— Given exercise —
Copy out the data below verbatim.

— Records for this task —
────────────────
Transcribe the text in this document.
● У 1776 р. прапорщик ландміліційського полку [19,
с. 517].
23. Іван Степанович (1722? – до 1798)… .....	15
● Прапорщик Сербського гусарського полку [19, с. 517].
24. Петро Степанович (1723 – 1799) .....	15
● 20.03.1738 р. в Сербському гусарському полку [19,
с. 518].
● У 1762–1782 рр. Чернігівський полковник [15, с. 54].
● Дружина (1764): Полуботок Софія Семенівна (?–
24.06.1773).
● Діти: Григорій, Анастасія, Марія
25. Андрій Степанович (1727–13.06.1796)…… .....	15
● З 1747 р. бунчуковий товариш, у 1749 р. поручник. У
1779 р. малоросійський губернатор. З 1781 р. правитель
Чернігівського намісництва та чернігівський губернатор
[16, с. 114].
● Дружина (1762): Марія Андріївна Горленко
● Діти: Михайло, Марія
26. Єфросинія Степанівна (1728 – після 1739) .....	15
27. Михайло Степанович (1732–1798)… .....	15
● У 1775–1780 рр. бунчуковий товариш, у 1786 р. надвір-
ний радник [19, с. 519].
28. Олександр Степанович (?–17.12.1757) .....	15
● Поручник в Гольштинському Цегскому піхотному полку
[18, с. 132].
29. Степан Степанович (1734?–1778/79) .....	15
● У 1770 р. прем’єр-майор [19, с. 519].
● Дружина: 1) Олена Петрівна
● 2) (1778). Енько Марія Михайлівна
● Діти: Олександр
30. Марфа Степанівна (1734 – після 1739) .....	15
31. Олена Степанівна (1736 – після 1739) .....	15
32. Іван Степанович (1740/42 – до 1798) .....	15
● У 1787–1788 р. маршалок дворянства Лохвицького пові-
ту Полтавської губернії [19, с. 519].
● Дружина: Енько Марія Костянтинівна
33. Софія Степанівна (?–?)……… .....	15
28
────────────────
— Reply to the exercise —
Transcribe the text in this document.
● У 1776 р. прапорщик ландміліційського полку [19,
с. 517].
23. Іван Степанович (1722? – до 1798)… .....	15
● Прапорщик Сербського гусарського полку [19, с. 517].
24. Петро Степанович (1723 – 1799) .....	15
● 20.03.1738 р. в Сербському гусарському полку [19,
с. 518].
● У 1762–1782 рр. Чернігівський полковник [15, с. 54].
● Дружина (1764): Полуботок Софія Семенівна (?–
24.06.1773).
● Діти: Григорій, Анастасія, Марія
25. Андрій Степанович (1727–13.06.1796)…… .....	15
● З 1747 р. бунчуковий товариш, у 1749 р. поручник. У
1779 р. малоросійський губернатор. З 1781 р. правитель
Чернігівського намісництва та чернігівський губернатор
[16, с. 114].
● Дружина (1762): Марія Андріївна Горленко
● Діти: Михайло, Марія
26. Єфросинія Степанівна (1728 – після 1739) .....	15
27. Михайло Степанович (1732–1798)… .....	15
● У 1775–1780 рр. бунчуковий товариш, у 1786 р. надвір-
ний радник [19, с. 519].
28. Олександр Степанович (?–17.12.1757) .....	15
● Поручник в Гольштинському Цегскому піхотному полку
[18, с. 132].
29. Степан Степанович (1734?–1778/79) .....	15
● У 1770 р. прем’єр-майор [19, с. 519].
● Дружина: 1) Олена Петрівна
● 2) (1778). Енько Марія Михайлівна
● Діти: Олександр
30. Марфа Степанівна (1734 – після 1739) .....	15
31. Олена Степанівна (1736 – після 1739) .....	15
32. Іван Степанович (1740/42 – до 1798) .....	15
● У 1787–1788 р. маршалок дворянства Лохвицького пові-
ту Полтавської губернії [19, с. 519].
● Дружина: Енько Марія Костянтинівна
33. Софія Степанівна (?–?)……… .....	15
28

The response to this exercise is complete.